RECORDS TO USE —
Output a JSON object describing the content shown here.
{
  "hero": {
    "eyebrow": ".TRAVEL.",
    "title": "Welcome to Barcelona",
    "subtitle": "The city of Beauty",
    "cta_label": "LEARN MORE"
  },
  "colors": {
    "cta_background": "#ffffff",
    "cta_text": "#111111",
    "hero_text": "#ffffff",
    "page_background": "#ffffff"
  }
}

WHAT NEEDS TO BE DONE —
Restate each record exactly as written.

RESPONSE TO THE EXERCISE —
Output a JSON object describing the content shown here.
{
  "hero": {
    "eyebrow": ".TRAVEL.",
    "title": "Welcome to Barcelona",
    "subtitle": "The city of Beauty",
    "cta_label": "LEARN MORE"
  },
  "colors": {
    "cta_background": "#ffffff",
    "cta_text": "#111111",
    "hero_text": "#ffffff",
    "page_background": "#ffffff"
  }
}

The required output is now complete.